=== Problem ===
Repeat the lines below exactly as they appear, but leave out the images.

=== Input for this task ===
= = = = = = =
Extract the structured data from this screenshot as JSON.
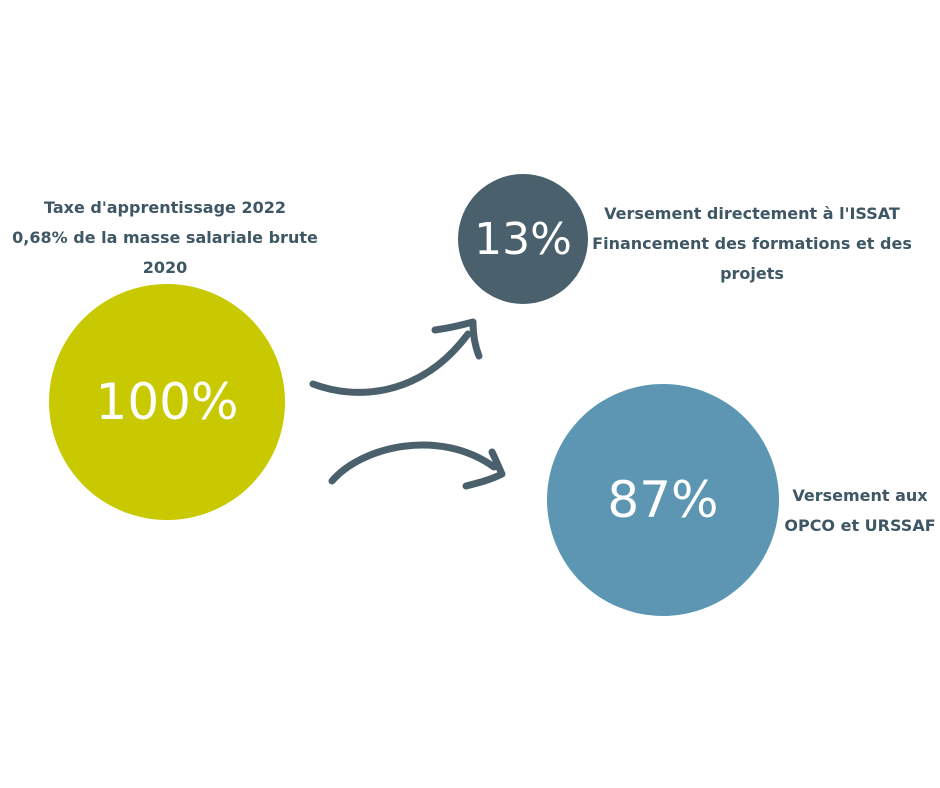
{
  "colors": {
    "main_circle": "#c8c900",
    "small_circle": "#4a616d",
    "large_circle": "#5d96b3",
    "text": "#3f5764",
    "arrow": "#4a616d",
    "background": "#ffffff"
  },
  "source": {
    "percent": "100%",
    "caption": [
      "Taxe d'apprentissage 2022",
      "0,68% de la masse salariale brute",
      "2020"
    ]
  },
  "issat": {
    "percent": "13%",
    "caption": [
      "Versement directement à l'ISSAT",
      "Financement des formations et des",
      "projets"
    ]
  },
  "opco": {
    "percent": "87%",
    "caption": [
      "Versement aux",
      "OPCO et URSSAF"
    ]
  },
  "icons": {
    "arrow_up": "curved-arrow-up-icon",
    "arrow_down": "curved-arrow-down-icon"
  }
}
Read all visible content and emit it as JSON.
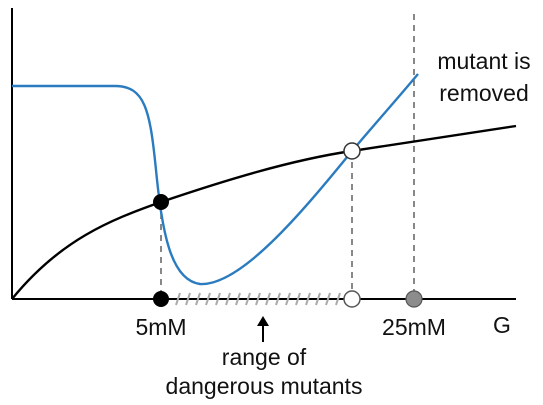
{
  "labels": {
    "x_axis": "G",
    "tick_5mM": "5mM",
    "tick_25mM": "25mM",
    "annotation_line1": "mutant is",
    "annotation_line2": "removed",
    "range_line1": "range of",
    "range_line2": "dangerous mutants"
  },
  "colors": {
    "blue_curve": "#2a7bbf",
    "black_curve": "#000000",
    "axis": "#000000",
    "dashed_line": "#555555",
    "hatch": "#aaaaaa",
    "grey_marker": "#8c8c8c"
  }
}
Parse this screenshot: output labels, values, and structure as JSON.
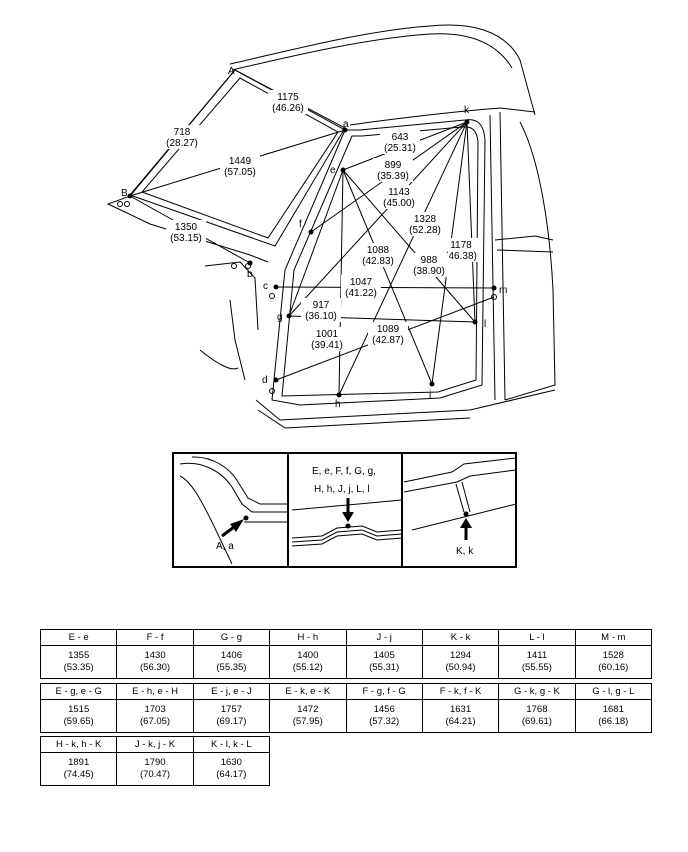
{
  "diagram": {
    "points": [
      "A",
      "a",
      "B",
      "b",
      "c",
      "d",
      "e",
      "f",
      "g",
      "h",
      "j",
      "k",
      "l",
      "m"
    ],
    "dimensions": [
      {
        "mm": "1175",
        "in": "(46.26)"
      },
      {
        "mm": "718",
        "in": "(28.27)"
      },
      {
        "mm": "1449",
        "in": "(57.05)"
      },
      {
        "mm": "1350",
        "in": "(53.15)"
      },
      {
        "mm": "643",
        "in": "(25.31)"
      },
      {
        "mm": "899",
        "in": "(35.39)"
      },
      {
        "mm": "1143",
        "in": "(45.00)"
      },
      {
        "mm": "1328",
        "in": "(52.28)"
      },
      {
        "mm": "1178",
        "in": "(46.38)"
      },
      {
        "mm": "1088",
        "in": "(42.83)"
      },
      {
        "mm": "988",
        "in": "(38.90)"
      },
      {
        "mm": "1047",
        "in": "(41.22)"
      },
      {
        "mm": "917",
        "in": "(36.10)"
      },
      {
        "mm": "1001",
        "in": "(39.41)"
      },
      {
        "mm": "1089",
        "in": "(42.87)"
      }
    ]
  },
  "details": {
    "left_label": "A, a",
    "mid_line1": "E, e, F, f, G, g,",
    "mid_line2": "H, h, J, j, L, l",
    "right_label": "K, k"
  },
  "tables": [
    {
      "headers": [
        "E - e",
        "F - f",
        "G - g",
        "H - h",
        "J - j",
        "K - k",
        "L - l",
        "M - m"
      ],
      "values": [
        {
          "mm": "1355",
          "in": "(53.35)"
        },
        {
          "mm": "1430",
          "in": "(56.30)"
        },
        {
          "mm": "1406",
          "in": "(55.35)"
        },
        {
          "mm": "1400",
          "in": "(55.12)"
        },
        {
          "mm": "1405",
          "in": "(55.31)"
        },
        {
          "mm": "1294",
          "in": "(50.94)"
        },
        {
          "mm": "1411",
          "in": "(55.55)"
        },
        {
          "mm": "1528",
          "in": "(60.16)"
        }
      ]
    },
    {
      "headers": [
        "E - g, e - G",
        "E - h, e - H",
        "E - j, e - J",
        "E - k, e - K",
        "F - g, f - G",
        "F - k, f - K",
        "G - k, g - K",
        "G - l, g - L"
      ],
      "values": [
        {
          "mm": "1515",
          "in": "(59.65)"
        },
        {
          "mm": "1703",
          "in": "(67.05)"
        },
        {
          "mm": "1757",
          "in": "(69.17)"
        },
        {
          "mm": "1472",
          "in": "(57.95)"
        },
        {
          "mm": "1456",
          "in": "(57.32)"
        },
        {
          "mm": "1631",
          "in": "(64.21)"
        },
        {
          "mm": "1768",
          "in": "(69.61)"
        },
        {
          "mm": "1681",
          "in": "(66.18)"
        }
      ]
    },
    {
      "headers": [
        "H - k, h - K",
        "J - k, j - K",
        "K - l, k - L"
      ],
      "values": [
        {
          "mm": "1891",
          "in": "(74.45)"
        },
        {
          "mm": "1790",
          "in": "(70.47)"
        },
        {
          "mm": "1630",
          "in": "(64.17)"
        }
      ]
    }
  ]
}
= = = = = = =
=== The output ===
Extract the structured data from this screenshot as JSON.
{
  "colors": {
    "main_circle": "#c8c900",
    "small_circle": "#4a616d",
    "large_circle": "#5d96b3",
    "text": "#3f5764",
    "arrow": "#4a616d",
    "background": "#ffffff"
  },
  "source": {
    "percent": "100%",
    "caption": [
      "Taxe d'apprentissage 2022",
      "0,68% de la masse salariale brute",
      "2020"
    ]
  },
  "issat": {
    "percent": "13%",
    "caption": [
      "Versement directement à l'ISSAT",
      "Financement des formations et des",
      "projets"
    ]
  },
  "opco": {
    "percent": "87%",
    "caption": [
      "Versement aux",
      "OPCO et URSSAF"
    ]
  },
  "icons": {
    "arrow_up": "curved-arrow-up-icon",
    "arrow_down": "curved-arrow-down-icon"
  }
}
Read all visible content and emit it as JSON.
{
  "labels": {
    "x_axis": "G",
    "tick_5mM": "5mM",
    "tick_25mM": "25mM",
    "annotation_line1": "mutant is",
    "annotation_line2": "removed",
    "range_line1": "range of",
    "range_line2": "dangerous mutants"
  },
  "colors": {
    "blue_curve": "#2a7bbf",
    "black_curve": "#000000",
    "axis": "#000000",
    "dashed_line": "#555555",
    "hatch": "#aaaaaa",
    "grey_marker": "#8c8c8c"
  }
}
Parse this screenshot: output labels, values, and structure as JSON.
{
  "diagram": {
    "points": [
      "A",
      "a",
      "B",
      "b",
      "c",
      "d",
      "e",
      "f",
      "g",
      "h",
      "j",
      "k",
      "l",
      "m"
    ],
    "dimensions": [
      {
        "mm": "1175",
        "in": "(46.26)"
      },
      {
        "mm": "718",
        "in": "(28.27)"
      },
      {
        "mm": "1449",
        "in": "(57.05)"
      },
      {
        "mm": "1350",
        "in": "(53.15)"
      },
      {
        "mm": "643",
        "in": "(25.31)"
      },
      {
        "mm": "899",
        "in": "(35.39)"
      },
      {
        "mm": "1143",
        "in": "(45.00)"
      },
      {
        "mm": "1328",
        "in": "(52.28)"
      },
      {
        "mm": "1178",
        "in": "(46.38)"
      },
      {
        "mm": "1088",
        "in": "(42.83)"
      },
      {
        "mm": "988",
        "in": "(38.90)"
      },
      {
        "mm": "1047",
        "in": "(41.22)"
      },
      {
        "mm": "917",
        "in": "(36.10)"
      },
      {
        "mm": "1001",
        "in": "(39.41)"
      },
      {
        "mm": "1089",
        "in": "(42.87)"
      }
    ]
  },
  "details": {
    "left_label": "A, a",
    "mid_line1": "E, e, F, f, G, g,",
    "mid_line2": "H, h, J, j, L, l",
    "right_label": "K, k"
  },
  "tables": [
    {
      "headers": [
        "E - e",
        "F - f",
        "G - g",
        "H - h",
        "J - j",
        "K - k",
        "L - l",
        "M - m"
      ],
      "values": [
        {
          "mm": "1355",
          "in": "(53.35)"
        },
        {
          "mm": "1430",
          "in": "(56.30)"
        },
        {
          "mm": "1406",
          "in": "(55.35)"
        },
        {
          "mm": "1400",
          "in": "(55.12)"
        },
        {
          "mm": "1405",
          "in": "(55.31)"
        },
        {
          "mm": "1294",
          "in": "(50.94)"
        },
        {
          "mm": "1411",
          "in": "(55.55)"
        },
        {
          "mm": "1528",
          "in": "(60.16)"
        }
      ]
    },
    {
      "headers": [
        "E - g, e - G",
        "E - h, e - H",
        "E - j, e - J",
        "E - k, e - K",
        "F - g, f - G",
        "F - k, f - K",
        "G - k, g - K",
        "G - l, g - L"
      ],
      "values": [
        {
          "mm": "1515",
          "in": "(59.65)"
        },
        {
          "mm": "1703",
          "in": "(67.05)"
        },
        {
          "mm": "1757",
          "in": "(69.17)"
        },
        {
          "mm": "1472",
          "in": "(57.95)"
        },
        {
          "mm": "1456",
          "in": "(57.32)"
        },
        {
          "mm": "1631",
          "in": "(64.21)"
        },
        {
          "mm": "1768",
          "in": "(69.61)"
        },
        {
          "mm": "1681",
          "in": "(66.18)"
        }
      ]
    },
    {
      "headers": [
        "H - k, h - K",
        "J - k, j - K",
        "K - l, k - L"
      ],
      "values": [
        {
          "mm": "1891",
          "in": "(74.45)"
        },
        {
          "mm": "1790",
          "in": "(70.47)"
        },
        {
          "mm": "1630",
          "in": "(64.17)"
        }
      ]
    }
  ]
}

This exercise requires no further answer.